## DIRECTION
Wherever the word "this" appears in the entries, copy the whole line.

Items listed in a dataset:
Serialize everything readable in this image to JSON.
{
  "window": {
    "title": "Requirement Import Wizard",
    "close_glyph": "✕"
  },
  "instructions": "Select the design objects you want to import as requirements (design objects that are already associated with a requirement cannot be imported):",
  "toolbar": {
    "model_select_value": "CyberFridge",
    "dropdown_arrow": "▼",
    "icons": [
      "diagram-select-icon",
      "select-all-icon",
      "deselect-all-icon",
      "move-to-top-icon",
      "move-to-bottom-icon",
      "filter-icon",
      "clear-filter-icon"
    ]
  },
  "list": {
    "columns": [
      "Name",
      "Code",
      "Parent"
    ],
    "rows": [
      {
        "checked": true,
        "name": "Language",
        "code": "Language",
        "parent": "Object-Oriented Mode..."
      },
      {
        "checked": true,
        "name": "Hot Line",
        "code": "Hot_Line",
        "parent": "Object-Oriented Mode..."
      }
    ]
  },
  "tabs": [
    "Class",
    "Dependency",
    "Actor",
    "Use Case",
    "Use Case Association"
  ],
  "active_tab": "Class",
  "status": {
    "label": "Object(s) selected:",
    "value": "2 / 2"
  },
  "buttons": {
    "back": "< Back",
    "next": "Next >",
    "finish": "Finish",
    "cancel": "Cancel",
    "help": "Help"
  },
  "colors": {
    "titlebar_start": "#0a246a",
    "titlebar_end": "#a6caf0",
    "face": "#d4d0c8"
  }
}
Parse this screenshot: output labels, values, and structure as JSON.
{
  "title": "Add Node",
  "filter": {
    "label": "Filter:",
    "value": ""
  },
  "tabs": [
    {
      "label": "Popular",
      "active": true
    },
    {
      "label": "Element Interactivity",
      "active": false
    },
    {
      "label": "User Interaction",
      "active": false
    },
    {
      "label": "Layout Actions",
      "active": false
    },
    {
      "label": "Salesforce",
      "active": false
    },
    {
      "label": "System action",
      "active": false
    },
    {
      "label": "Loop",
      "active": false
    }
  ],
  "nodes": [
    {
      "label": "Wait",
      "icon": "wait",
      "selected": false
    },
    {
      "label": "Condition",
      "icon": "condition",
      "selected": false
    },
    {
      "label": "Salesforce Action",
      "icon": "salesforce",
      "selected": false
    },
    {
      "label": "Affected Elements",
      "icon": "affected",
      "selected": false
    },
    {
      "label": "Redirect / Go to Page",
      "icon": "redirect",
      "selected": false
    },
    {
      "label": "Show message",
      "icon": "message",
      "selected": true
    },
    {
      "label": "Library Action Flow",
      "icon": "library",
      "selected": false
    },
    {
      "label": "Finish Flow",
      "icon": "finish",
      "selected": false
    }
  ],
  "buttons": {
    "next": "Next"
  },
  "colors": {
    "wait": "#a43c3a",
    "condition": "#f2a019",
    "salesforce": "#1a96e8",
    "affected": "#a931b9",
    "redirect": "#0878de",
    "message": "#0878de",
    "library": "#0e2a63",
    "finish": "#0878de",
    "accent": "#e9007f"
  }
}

## REPLY TO THE EXERCISE
Serialize everything readable in this image to JSON.
Parse this screenshot: output labels, values, and structure as JSON.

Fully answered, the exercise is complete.